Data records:
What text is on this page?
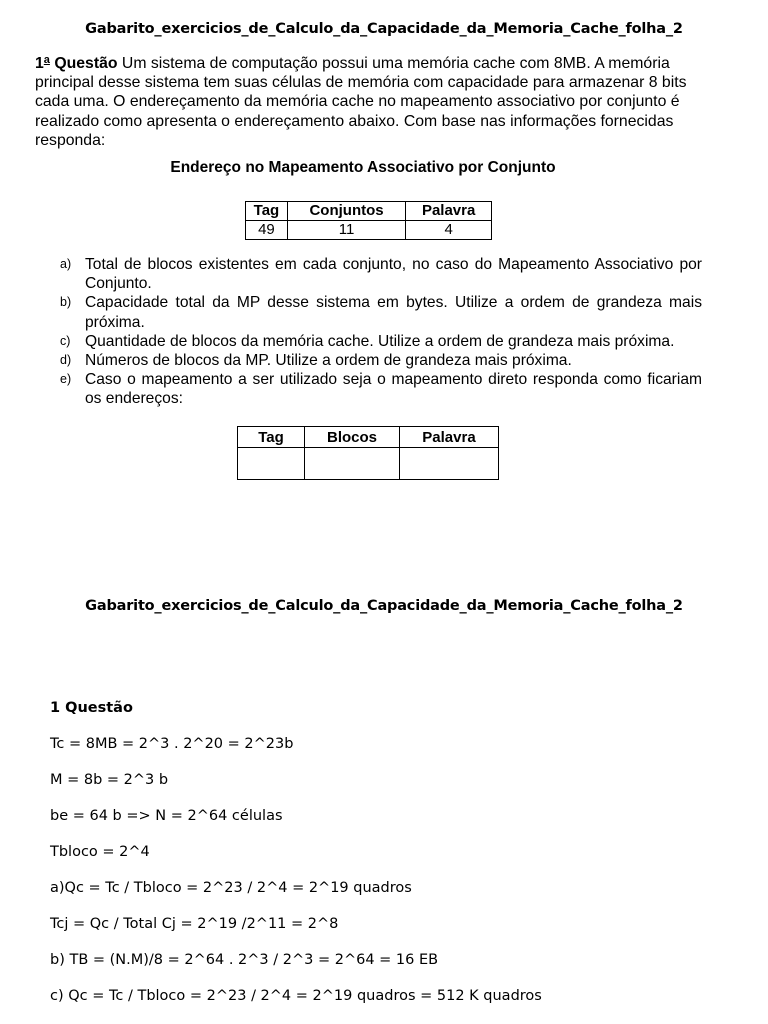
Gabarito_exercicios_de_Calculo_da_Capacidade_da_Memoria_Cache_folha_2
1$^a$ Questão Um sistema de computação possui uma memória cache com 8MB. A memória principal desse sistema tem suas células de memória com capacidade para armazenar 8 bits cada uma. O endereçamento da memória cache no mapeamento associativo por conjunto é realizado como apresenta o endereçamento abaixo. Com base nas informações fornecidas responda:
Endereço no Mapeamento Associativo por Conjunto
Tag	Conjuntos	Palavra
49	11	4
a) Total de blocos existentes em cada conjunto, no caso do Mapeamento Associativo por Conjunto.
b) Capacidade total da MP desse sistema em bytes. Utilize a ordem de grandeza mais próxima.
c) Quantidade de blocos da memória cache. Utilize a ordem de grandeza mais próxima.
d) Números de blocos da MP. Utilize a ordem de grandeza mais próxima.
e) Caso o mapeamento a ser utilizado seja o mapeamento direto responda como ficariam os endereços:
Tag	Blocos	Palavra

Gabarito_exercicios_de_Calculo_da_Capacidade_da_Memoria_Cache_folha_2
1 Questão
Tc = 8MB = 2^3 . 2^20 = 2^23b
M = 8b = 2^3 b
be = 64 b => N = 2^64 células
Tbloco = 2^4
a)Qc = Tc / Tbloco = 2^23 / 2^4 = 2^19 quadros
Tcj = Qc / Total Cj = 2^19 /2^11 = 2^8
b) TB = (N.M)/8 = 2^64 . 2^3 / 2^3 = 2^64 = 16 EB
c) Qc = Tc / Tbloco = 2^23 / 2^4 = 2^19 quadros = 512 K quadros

THE REQUEST ▸ Retype the records exactly. Any image in them should not appear in what you write.

EXERCISE RESULT ▸
What text is on this page?
Gabarito_exercicios_de_Calculo_da_Capacidade_da_Memoria_Cache_folha_2
1$^a$ Questão Um sistema de computação possui uma memória cache com 8MB. A memória principal desse sistema tem suas células de memória com capacidade para armazenar 8 bits cada uma. O endereçamento da memória cache no mapeamento associativo por conjunto é realizado como apresenta o endereçamento abaixo. Com base nas informações fornecidas responda:
Endereço no Mapeamento Associativo por Conjunto
Tag	Conjuntos	Palavra
49	11	4
a) Total de blocos existentes em cada conjunto, no caso do Mapeamento Associativo por Conjunto.
b) Capacidade total da MP desse sistema em bytes. Utilize a ordem de grandeza mais próxima.
c) Quantidade de blocos da memória cache. Utilize a ordem de grandeza mais próxima.
d) Números de blocos da MP. Utilize a ordem de grandeza mais próxima.
e) Caso o mapeamento a ser utilizado seja o mapeamento direto responda como ficariam os endereços:
Tag	Blocos	Palavra

Gabarito_exercicios_de_Calculo_da_Capacidade_da_Memoria_Cache_folha_2
1 Questão
Tc = 8MB = 2^3 . 2^20 = 2^23b
M = 8b = 2^3 b
be = 64 b => N = 2^64 células
Tbloco = 2^4
a)Qc = Tc / Tbloco = 2^23 / 2^4 = 2^19 quadros
Tcj = Qc / Total Cj = 2^19 /2^11 = 2^8
b) TB = (N.M)/8 = 2^64 . 2^3 / 2^3 = 2^64 = 16 EB
c) Qc = Tc / Tbloco = 2^23 / 2^4 = 2^19 quadros = 512 K quadros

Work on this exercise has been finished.